Supplied information:

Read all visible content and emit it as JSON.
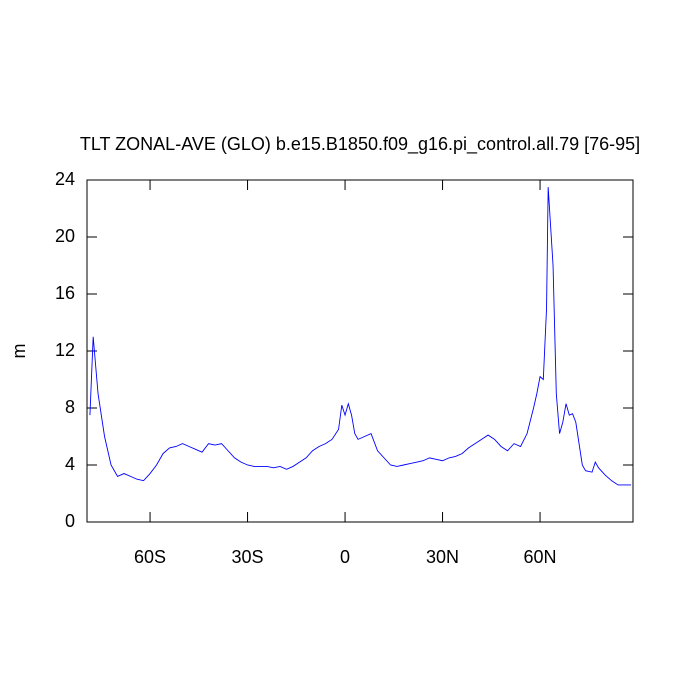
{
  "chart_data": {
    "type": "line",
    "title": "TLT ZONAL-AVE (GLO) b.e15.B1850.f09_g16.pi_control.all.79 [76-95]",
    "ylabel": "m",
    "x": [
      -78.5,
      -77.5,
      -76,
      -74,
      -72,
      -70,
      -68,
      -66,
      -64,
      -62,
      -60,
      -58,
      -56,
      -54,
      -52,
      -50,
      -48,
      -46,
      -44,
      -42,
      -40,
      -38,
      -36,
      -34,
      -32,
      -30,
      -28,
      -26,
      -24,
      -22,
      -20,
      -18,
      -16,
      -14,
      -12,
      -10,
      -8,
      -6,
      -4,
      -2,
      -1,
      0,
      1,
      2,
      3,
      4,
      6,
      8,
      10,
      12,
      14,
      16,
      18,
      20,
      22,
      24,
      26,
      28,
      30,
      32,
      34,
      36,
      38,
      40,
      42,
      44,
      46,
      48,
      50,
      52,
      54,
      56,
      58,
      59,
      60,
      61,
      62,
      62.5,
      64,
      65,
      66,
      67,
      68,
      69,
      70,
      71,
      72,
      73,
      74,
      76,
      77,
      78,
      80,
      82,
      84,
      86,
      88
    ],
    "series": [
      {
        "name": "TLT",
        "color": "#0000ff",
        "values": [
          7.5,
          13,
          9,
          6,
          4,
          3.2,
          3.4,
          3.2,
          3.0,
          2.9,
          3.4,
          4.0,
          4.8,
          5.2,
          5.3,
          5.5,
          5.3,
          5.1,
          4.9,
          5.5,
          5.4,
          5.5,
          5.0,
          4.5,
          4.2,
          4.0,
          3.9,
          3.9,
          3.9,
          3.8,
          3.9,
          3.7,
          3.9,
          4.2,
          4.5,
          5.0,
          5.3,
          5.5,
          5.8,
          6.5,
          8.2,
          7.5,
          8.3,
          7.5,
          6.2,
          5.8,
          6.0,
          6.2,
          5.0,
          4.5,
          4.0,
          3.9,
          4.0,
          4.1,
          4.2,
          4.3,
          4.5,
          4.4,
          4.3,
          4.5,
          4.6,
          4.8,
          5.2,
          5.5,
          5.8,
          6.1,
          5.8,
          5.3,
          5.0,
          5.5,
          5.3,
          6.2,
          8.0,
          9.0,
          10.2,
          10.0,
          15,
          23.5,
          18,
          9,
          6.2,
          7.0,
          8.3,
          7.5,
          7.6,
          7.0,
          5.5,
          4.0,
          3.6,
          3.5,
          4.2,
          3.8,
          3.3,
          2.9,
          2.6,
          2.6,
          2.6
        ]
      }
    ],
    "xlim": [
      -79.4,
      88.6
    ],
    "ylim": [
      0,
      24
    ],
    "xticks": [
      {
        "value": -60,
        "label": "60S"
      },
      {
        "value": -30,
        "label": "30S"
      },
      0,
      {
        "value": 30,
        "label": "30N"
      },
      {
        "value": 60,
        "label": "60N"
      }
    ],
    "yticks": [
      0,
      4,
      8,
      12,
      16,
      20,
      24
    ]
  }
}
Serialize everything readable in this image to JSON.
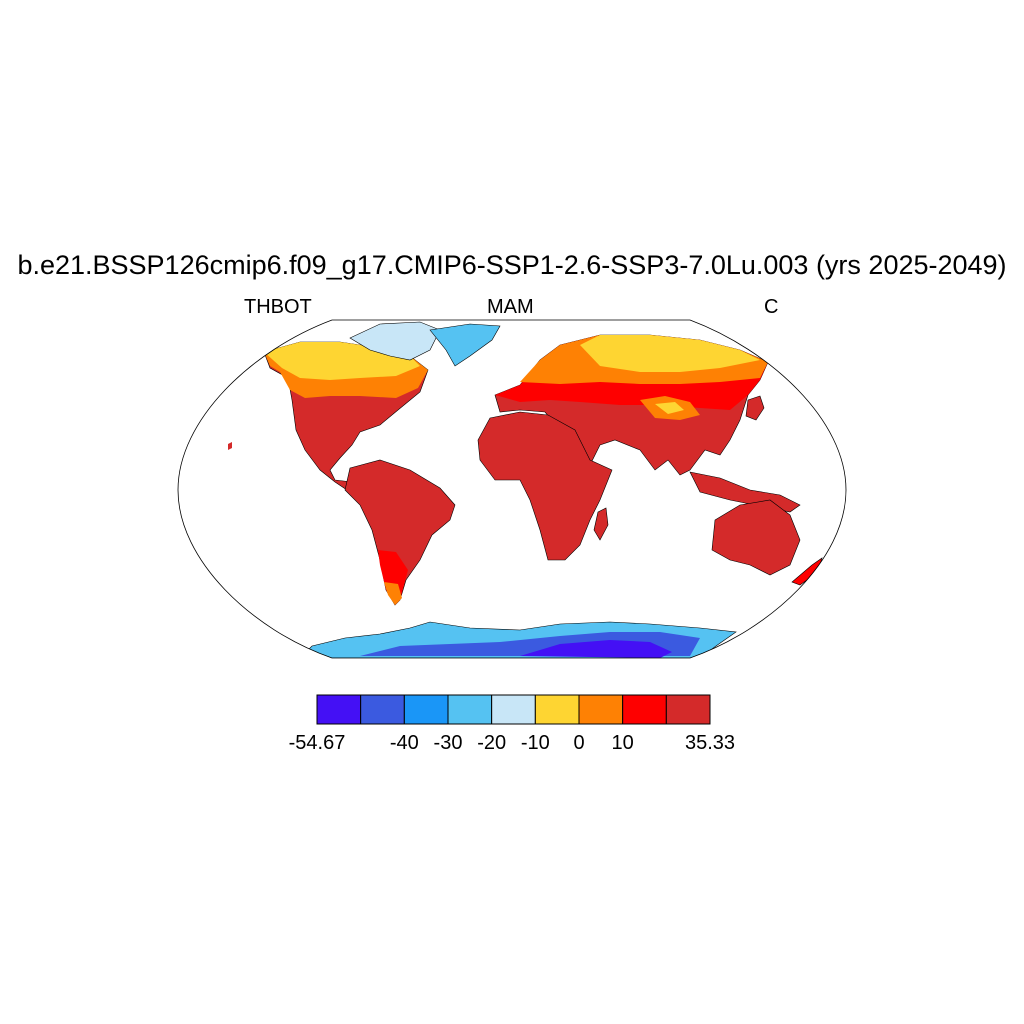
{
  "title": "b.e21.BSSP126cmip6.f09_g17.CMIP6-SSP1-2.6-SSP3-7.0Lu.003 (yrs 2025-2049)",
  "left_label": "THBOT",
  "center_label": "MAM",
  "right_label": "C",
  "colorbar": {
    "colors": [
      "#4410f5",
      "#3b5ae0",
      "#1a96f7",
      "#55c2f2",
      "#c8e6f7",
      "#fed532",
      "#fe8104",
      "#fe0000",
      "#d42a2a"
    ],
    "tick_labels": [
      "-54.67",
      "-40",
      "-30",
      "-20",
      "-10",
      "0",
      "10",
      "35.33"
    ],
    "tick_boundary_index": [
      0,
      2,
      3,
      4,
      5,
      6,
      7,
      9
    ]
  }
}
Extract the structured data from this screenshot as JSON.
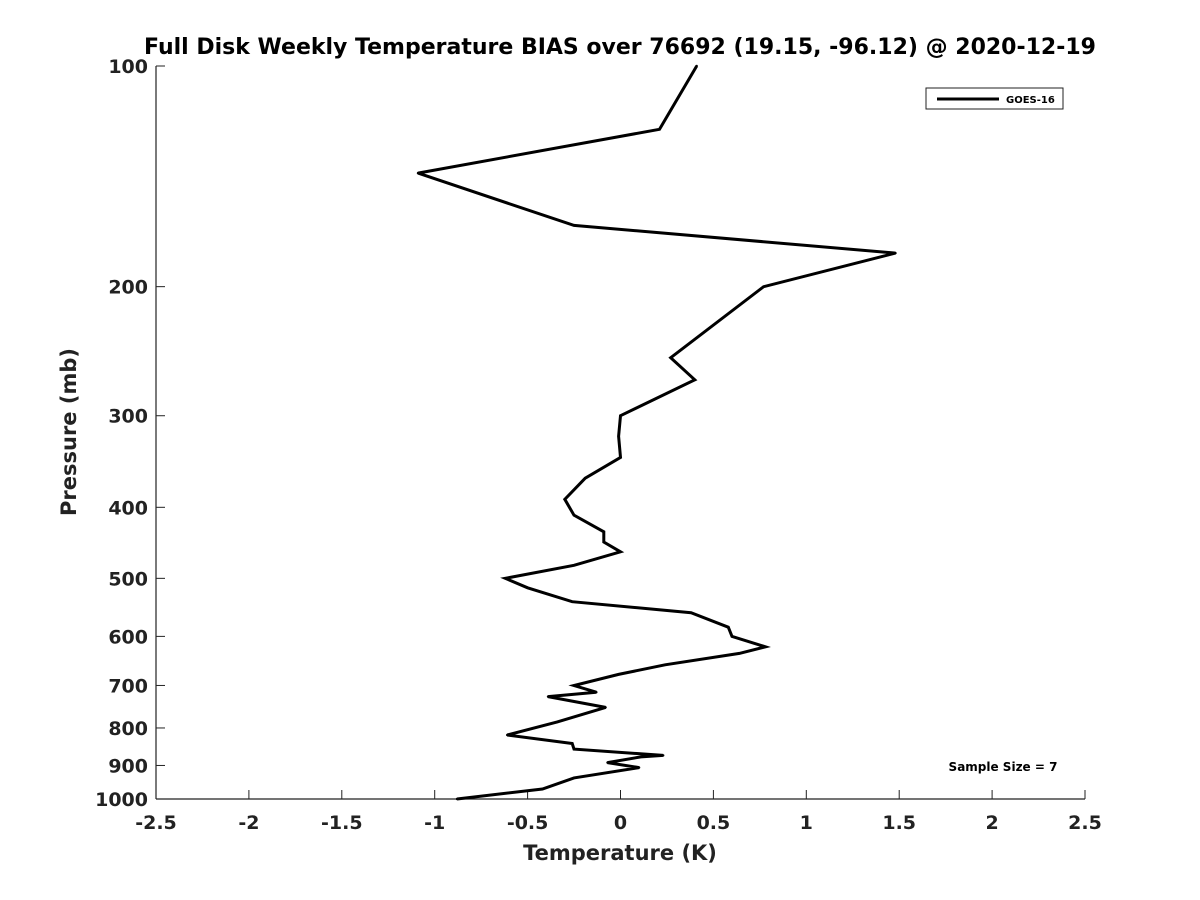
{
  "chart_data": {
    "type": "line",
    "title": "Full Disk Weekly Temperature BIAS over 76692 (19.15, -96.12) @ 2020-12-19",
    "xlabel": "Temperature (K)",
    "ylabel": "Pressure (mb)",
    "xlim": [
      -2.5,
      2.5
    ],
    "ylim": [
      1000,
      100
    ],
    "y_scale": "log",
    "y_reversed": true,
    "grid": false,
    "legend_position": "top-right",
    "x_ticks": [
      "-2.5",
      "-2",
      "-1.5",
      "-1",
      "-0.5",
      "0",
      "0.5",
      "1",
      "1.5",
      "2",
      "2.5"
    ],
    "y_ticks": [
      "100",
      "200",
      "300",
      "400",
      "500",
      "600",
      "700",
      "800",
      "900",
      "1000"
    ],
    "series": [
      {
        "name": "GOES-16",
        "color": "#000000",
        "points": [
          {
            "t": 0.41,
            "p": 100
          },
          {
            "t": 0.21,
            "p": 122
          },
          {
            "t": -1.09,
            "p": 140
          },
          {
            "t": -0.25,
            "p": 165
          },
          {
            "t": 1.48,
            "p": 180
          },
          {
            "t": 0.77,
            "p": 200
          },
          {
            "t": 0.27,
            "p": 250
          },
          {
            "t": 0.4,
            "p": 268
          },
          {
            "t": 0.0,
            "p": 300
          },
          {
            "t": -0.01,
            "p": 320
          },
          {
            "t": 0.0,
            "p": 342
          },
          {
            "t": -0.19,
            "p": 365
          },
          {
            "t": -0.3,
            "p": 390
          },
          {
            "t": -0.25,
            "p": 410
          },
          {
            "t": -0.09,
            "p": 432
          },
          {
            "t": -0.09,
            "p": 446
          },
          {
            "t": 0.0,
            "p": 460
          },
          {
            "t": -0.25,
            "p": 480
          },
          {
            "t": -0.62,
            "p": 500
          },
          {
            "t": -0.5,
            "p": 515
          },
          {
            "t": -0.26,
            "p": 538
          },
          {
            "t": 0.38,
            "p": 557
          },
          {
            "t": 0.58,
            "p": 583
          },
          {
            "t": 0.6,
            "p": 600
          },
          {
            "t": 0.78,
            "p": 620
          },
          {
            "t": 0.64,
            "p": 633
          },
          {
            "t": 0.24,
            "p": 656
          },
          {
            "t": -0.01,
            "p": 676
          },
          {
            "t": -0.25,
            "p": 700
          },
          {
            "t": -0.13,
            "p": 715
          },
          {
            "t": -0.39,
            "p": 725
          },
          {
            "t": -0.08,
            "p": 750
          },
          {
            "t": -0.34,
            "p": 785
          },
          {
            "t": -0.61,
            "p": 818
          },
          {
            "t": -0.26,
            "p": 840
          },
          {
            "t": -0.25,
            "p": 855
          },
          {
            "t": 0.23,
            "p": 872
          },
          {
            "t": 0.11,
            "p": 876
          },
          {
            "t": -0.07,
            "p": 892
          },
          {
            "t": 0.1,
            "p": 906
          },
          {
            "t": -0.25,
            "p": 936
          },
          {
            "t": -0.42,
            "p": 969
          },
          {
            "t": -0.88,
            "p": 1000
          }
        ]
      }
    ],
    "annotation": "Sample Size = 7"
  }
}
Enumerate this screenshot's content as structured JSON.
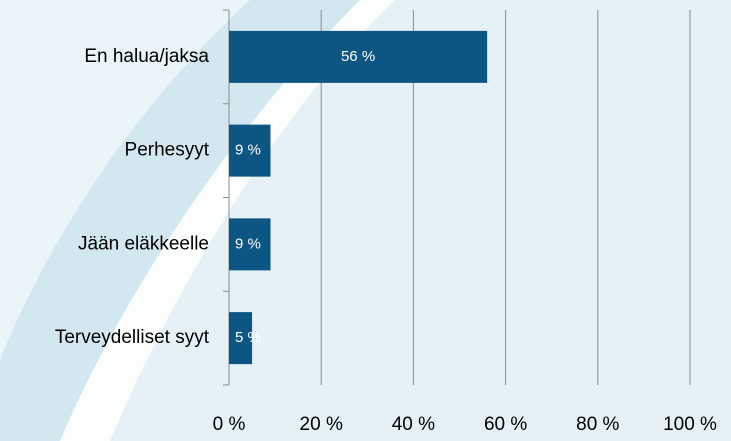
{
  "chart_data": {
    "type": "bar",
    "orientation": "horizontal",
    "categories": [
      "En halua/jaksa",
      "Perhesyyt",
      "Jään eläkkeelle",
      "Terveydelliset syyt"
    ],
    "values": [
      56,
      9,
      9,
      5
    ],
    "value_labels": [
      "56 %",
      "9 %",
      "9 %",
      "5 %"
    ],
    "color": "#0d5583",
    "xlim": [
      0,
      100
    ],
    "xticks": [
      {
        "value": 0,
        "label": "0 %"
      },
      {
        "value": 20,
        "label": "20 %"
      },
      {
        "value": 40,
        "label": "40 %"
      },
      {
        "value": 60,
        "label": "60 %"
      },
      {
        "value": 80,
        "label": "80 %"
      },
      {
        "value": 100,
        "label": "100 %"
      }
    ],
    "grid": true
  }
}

Prompt:
Gather each line that holds "this".

Exercise response:
Serialize everything readable in this image to JSON.
Extract the structured data from this screenshot as JSON.
Enumerate this screenshot's content as structured JSON.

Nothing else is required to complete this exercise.